-- Start of Supplied material --

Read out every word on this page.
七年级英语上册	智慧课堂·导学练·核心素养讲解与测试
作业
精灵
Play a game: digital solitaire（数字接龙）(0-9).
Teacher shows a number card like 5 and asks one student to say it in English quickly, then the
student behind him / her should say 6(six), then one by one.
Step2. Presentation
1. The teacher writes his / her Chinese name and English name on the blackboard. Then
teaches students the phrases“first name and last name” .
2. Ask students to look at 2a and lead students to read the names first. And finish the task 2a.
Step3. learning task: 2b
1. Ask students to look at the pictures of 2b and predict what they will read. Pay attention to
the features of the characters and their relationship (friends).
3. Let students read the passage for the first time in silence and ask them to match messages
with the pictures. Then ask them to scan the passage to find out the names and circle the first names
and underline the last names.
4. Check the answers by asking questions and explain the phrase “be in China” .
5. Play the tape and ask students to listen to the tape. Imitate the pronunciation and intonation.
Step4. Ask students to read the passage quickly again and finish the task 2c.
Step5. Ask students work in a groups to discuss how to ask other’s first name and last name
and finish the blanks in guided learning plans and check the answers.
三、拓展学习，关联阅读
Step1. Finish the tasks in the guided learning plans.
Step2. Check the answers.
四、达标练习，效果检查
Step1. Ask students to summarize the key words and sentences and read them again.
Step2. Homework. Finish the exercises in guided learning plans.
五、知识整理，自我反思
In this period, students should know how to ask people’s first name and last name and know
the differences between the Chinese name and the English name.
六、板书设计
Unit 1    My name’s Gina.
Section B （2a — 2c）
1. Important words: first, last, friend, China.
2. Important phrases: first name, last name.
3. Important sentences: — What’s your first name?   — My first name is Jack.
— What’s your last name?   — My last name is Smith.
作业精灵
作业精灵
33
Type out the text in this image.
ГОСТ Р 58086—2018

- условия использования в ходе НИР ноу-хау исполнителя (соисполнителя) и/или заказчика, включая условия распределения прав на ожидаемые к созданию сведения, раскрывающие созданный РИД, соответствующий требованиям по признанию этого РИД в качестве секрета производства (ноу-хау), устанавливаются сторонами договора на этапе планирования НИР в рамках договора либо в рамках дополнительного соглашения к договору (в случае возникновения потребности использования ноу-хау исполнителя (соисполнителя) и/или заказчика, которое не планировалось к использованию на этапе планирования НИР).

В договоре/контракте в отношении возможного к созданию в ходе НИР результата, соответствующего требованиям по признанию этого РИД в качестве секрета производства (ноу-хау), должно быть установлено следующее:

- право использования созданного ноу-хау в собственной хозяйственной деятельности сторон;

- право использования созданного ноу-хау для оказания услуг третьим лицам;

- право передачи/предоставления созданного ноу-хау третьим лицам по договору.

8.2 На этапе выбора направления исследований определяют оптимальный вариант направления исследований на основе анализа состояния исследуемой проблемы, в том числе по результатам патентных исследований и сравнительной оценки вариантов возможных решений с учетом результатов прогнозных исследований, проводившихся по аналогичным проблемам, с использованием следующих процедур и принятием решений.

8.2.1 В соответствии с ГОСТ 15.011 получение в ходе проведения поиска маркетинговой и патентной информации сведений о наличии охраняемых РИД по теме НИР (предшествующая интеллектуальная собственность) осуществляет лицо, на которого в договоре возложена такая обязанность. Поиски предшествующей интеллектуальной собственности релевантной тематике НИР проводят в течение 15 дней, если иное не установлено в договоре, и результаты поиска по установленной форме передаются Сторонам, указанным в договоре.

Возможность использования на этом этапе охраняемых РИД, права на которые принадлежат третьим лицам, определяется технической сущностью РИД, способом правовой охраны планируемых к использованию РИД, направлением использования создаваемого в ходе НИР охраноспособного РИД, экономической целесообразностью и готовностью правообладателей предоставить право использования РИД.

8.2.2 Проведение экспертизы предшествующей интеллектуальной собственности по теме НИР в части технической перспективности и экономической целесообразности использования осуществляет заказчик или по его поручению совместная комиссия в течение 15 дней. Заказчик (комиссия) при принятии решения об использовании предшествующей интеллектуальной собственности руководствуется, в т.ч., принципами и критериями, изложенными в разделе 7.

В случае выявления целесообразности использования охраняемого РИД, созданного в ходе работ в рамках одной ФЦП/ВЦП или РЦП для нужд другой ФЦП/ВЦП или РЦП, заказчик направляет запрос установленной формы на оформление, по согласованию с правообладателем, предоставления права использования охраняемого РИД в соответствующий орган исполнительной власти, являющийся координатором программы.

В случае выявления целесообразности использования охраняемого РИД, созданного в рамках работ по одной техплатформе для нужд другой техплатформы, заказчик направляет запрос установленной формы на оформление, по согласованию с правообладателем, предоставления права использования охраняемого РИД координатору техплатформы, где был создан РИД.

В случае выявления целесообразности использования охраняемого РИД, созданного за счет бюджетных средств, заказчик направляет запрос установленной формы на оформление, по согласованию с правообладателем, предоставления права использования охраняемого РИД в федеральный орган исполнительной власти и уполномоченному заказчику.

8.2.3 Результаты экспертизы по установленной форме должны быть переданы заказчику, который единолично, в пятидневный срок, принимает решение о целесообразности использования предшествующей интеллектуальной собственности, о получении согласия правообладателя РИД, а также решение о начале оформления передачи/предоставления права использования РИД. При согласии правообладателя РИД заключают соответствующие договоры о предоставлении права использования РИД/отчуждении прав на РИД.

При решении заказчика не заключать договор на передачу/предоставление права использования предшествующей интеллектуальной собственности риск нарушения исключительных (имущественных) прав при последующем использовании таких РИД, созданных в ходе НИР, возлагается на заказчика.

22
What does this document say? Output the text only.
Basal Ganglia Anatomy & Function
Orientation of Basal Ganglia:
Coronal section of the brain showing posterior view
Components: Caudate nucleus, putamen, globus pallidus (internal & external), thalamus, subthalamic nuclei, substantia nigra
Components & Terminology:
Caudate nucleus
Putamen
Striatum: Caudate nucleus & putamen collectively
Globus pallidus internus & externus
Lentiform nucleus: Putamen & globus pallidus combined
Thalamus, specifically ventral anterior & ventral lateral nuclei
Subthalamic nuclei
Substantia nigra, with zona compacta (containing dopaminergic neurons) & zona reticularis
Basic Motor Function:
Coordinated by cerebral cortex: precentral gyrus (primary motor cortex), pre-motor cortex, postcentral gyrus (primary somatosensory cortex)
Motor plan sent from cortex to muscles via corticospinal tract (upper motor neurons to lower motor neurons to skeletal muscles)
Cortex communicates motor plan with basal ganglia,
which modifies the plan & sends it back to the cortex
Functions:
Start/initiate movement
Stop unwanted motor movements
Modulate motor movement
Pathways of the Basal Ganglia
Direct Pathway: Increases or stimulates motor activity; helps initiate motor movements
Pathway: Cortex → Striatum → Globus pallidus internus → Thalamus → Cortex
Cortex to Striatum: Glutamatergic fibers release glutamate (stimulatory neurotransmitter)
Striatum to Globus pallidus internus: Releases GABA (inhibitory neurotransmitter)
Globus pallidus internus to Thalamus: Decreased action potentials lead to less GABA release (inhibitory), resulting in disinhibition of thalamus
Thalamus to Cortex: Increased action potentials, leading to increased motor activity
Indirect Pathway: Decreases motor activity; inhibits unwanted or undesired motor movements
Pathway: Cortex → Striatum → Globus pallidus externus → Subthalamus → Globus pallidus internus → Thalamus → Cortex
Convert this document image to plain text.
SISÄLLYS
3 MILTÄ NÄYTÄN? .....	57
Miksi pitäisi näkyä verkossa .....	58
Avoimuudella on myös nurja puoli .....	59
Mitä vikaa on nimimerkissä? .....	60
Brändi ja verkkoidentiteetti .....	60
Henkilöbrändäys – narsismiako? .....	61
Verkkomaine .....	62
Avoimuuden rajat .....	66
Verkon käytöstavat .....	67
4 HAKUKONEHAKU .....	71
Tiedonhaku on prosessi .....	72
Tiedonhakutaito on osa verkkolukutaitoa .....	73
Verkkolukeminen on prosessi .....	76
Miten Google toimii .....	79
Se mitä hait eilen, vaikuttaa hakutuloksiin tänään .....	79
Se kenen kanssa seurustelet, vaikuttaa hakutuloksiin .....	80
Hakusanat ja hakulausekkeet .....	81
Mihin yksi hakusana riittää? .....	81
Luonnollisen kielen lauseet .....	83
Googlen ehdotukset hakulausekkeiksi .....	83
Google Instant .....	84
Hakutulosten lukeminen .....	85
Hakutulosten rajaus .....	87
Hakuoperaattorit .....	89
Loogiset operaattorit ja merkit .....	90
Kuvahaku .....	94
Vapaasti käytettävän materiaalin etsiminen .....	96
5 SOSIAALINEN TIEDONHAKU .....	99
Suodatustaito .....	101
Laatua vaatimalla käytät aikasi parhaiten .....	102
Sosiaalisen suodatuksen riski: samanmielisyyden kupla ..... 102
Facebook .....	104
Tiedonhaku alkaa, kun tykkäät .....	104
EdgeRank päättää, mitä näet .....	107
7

-- End of Supplied material --

### Task to complete
Copy out each line of the data where the string "договору" appears.

### Exercise output
- условия использования в ходе НИР ноу-хау исполнителя (соисполнителя) и/или заказчика, включая условия распределения прав на ожидаемые к созданию сведения, раскрывающие созданный РИД, соответствующий требованиям по признанию этого РИД в качестве секрета производства (ноу-хау), устанавливаются сторонами договора на этапе планирования НИР в рамках договора либо в рамках дополнительного соглашения к договору (в случае возникновения потребности использования ноу-хау исполнителя (соисполнителя) и/или заказчика, которое не планировалось к использованию на этапе планирования НИР).
- право передачи/предоставления созданного ноу-хау третьим лицам по договору.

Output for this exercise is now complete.